● **RECORDS TO USE**
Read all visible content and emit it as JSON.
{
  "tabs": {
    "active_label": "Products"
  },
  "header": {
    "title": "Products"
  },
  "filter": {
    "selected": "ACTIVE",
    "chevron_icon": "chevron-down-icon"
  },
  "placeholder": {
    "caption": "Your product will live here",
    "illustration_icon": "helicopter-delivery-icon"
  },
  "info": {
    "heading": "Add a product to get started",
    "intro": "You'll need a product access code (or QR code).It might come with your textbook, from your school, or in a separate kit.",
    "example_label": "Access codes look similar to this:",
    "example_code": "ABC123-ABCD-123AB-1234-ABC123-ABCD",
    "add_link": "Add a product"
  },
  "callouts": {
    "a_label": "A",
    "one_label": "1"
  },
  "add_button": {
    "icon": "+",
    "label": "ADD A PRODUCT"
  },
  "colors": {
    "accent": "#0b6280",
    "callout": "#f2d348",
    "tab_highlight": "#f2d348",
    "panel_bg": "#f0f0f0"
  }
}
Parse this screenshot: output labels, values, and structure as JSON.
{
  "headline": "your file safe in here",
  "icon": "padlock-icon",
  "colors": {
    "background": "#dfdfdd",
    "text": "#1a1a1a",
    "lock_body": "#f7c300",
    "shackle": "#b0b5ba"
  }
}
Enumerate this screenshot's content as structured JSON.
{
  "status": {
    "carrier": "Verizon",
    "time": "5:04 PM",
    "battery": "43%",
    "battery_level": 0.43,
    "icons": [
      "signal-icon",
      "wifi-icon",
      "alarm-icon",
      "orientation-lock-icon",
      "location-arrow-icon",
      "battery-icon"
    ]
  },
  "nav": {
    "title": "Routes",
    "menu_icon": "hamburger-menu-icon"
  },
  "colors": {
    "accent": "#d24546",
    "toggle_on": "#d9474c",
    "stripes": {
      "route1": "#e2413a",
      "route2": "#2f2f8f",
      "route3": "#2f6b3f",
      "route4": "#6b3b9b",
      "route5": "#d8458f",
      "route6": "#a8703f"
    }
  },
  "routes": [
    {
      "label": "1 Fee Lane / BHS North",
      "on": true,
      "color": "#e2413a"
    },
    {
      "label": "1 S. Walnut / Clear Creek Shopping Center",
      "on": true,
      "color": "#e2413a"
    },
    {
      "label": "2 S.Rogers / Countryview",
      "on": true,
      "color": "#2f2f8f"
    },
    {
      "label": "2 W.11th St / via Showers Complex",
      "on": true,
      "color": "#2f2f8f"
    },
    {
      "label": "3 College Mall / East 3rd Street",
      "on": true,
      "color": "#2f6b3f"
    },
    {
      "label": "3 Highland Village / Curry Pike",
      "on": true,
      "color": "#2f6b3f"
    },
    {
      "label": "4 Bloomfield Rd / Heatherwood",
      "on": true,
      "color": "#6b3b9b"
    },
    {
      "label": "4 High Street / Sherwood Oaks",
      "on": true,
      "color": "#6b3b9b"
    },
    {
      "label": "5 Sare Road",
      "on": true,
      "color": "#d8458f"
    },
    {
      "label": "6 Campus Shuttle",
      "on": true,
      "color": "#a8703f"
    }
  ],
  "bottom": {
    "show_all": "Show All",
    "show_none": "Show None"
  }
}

● **DIRECTIVE**
Show the lines of the records that contain the word "content".

● **REPLY TO THE TASK**
Read all visible content and emit it as JSON.
Enumerate this screenshot's content as structured JSON.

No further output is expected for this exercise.